DATA ENTRIES =>
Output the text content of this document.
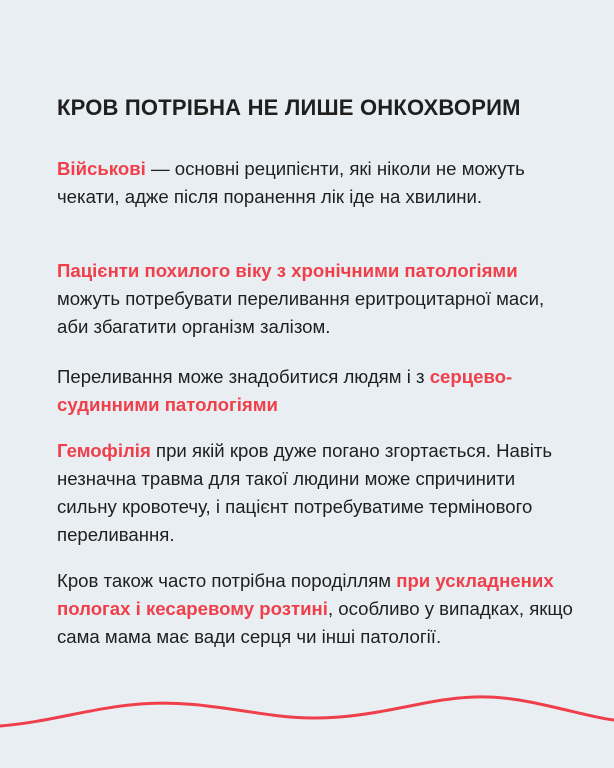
КРОВ ПОТРІБНА НЕ ЛИШЕ ОНКОХВОРИМ

Військові — основні реципієнти, які ніколи не можуть чекати, адже після поранення лік іде на хвилини.

Пацієнти похилого віку з хронічними патологіями можуть потребувати переливання еритроцитарної маси, аби збагатити організм залізом.

Переливання може знадобитися людям і з серцево-судинними патологіями

Гемофілія при якій кров дуже погано згортається. Навіть незначна травма для такої людини може спричинити сильну кровотечу, і пацієнт потребуватиме термінового переливання.

Кров також часто потрібна породіллям при ускладнених пологах і кесаревому розтині, особливо у випадках, якщо сама мама має вади серця чи інші патології.
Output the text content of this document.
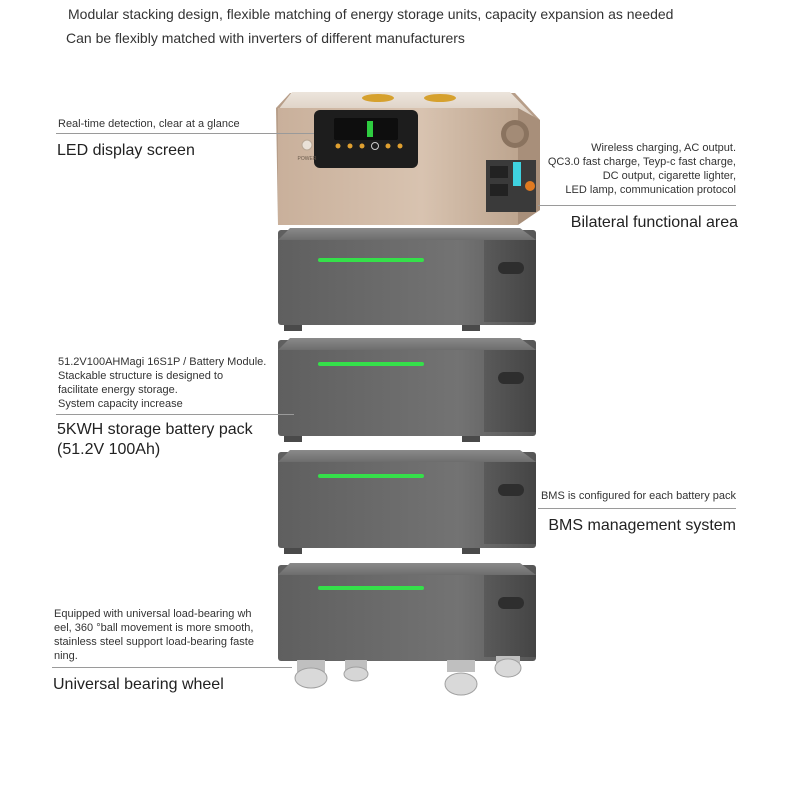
Modular stacking design, flexible matching of energy storage units, capacity expansion as needed
Can be flexibly matched with inverters of different manufacturers
POWER
Real-time detection, clear at a glance
LED display screen	Wireless charging, AC output.
QC3.0 fast charge, Teyp-c fast charge,
DC output, cigarette lighter,
LED lamp, communication protocol
Bilateral functional area
51.2V100AHMagi 16S1P / Battery Module.
Stackable structure is designed to
facilitate energy storage.
System capacity increase
5KWH storage battery pack
(51.2V 100Ah)
BMS is configured for each battery pack
BMS management system
Equipped with universal load-bearing wh
eel, 360 °ball movement is more smooth,
stainless steel support load-bearing faste
ning.
Universal bearing wheel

STATED TASK => Your answer should be a single number: the count of lines in the entries that contain the word "energy".

TASK OUTPUT => 2